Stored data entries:
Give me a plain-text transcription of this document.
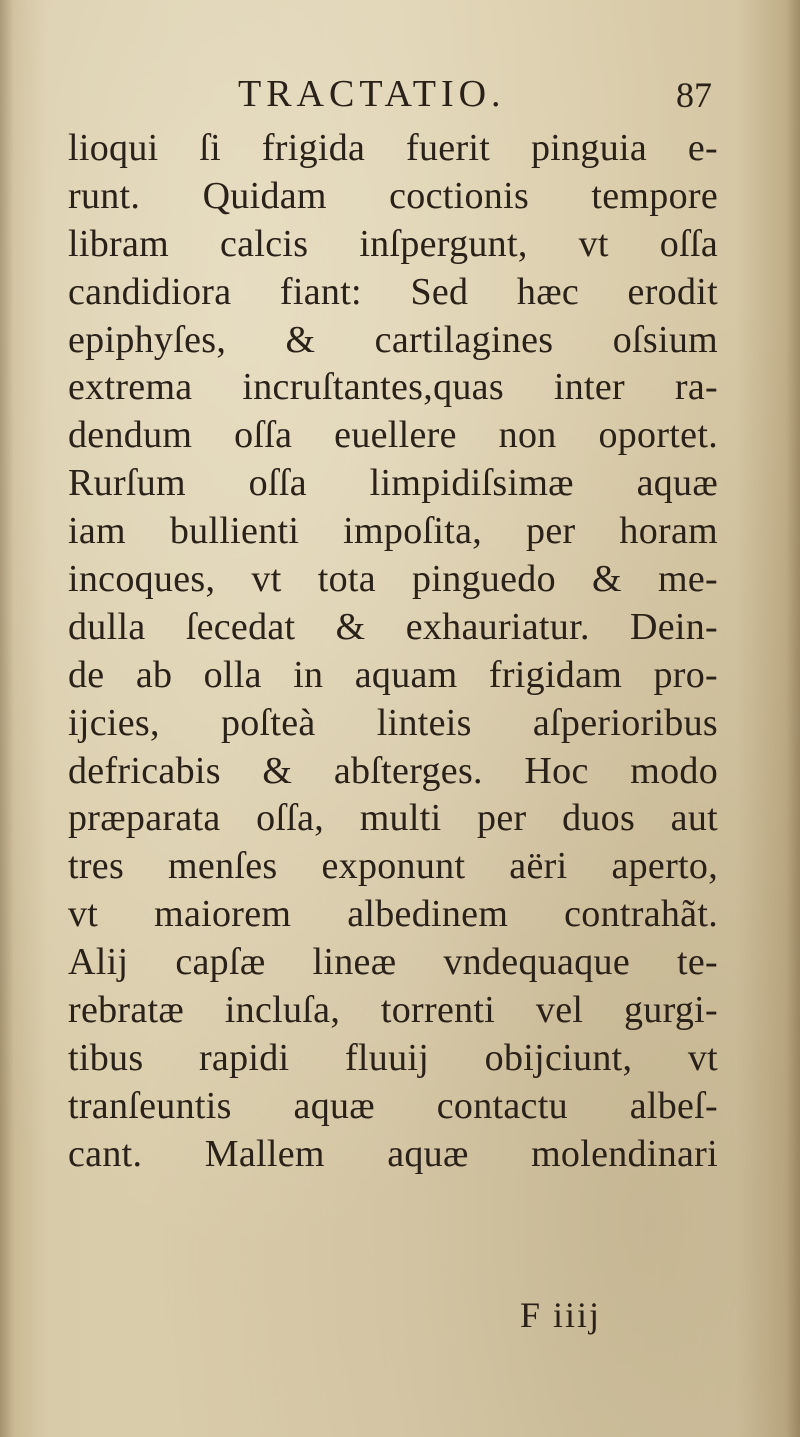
TRACTATIO.	87
lioqui ſi frigida fuerit pinguia e-
runt. Quidam coctionis tempore
libram calcis inſpergunt, vt oſſa
candidiora fiant: Sed hæc erodit
epiphyſes, & cartilagines oſsium
extrema incruſtantes,quas inter ra-
dendum oſſa euellere non oportet.
Rurſum oſſa limpidiſsimæ aquæ
iam bullienti impoſita, per horam
incoques, vt tota pinguedo & me-
dulla ſecedat & exhauriatur. Dein-
de ab olla in aquam frigidam pro-
ijcies, poſteà linteis aſperioribus
defricabis & abſterges. Hoc modo
præparata oſſa, multi per duos aut
tres menſes exponunt aëri aperto,
vt maiorem albedinem contrahãt.
Alij capſæ lineæ vndequaque te-
rebratæ incluſa, torrenti vel gurgi-
tibus rapidi fluuij obijciunt, vt
tranſeuntis aquæ contactu albeſ-
cant. Mallem aquæ molendinari
F iiij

* _WORK INSTRUCTIONS_
Across the preceding material, how many lines contain the word "oſſa"? State the number alone.

* _FINISHED ANSWER_
4